Short problem.
Copy out all lines that carry the word "application".

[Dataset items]
- - -

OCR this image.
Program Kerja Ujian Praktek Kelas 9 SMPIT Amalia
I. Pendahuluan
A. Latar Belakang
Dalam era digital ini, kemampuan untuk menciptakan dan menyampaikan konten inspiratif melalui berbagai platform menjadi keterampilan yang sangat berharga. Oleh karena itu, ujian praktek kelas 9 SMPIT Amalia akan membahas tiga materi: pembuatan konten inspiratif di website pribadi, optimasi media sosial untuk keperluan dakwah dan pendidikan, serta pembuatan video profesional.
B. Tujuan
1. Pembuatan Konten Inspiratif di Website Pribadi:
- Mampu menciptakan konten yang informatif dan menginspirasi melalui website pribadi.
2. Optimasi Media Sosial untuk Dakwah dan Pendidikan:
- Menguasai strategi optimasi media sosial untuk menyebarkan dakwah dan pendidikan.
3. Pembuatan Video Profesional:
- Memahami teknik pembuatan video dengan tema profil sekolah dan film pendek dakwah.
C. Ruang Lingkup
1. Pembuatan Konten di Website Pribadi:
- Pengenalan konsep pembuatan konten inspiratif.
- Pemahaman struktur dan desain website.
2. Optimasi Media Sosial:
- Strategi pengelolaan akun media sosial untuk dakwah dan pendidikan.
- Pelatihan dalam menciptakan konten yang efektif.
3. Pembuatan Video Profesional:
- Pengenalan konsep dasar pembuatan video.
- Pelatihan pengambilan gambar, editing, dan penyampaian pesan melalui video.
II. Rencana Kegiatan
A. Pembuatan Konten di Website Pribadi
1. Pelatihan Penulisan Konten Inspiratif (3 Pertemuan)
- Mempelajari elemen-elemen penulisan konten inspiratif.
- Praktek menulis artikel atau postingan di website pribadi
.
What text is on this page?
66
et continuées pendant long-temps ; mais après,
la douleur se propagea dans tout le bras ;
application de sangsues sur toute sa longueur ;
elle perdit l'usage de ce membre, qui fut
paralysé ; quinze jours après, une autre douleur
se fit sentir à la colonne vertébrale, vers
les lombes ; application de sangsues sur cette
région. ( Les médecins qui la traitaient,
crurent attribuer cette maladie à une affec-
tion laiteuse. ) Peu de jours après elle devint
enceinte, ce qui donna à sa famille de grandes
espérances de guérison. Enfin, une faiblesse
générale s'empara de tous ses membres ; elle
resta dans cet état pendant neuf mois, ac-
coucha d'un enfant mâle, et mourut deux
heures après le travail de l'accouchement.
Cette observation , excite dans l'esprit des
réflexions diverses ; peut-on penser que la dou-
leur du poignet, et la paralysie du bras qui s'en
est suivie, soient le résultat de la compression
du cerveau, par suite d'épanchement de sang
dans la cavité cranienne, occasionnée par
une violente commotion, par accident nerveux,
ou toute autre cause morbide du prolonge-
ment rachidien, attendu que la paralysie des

- - -

Solution below.
application de sangsues sur toute sa longueur ;
les lombes ; application de sangsues sur cette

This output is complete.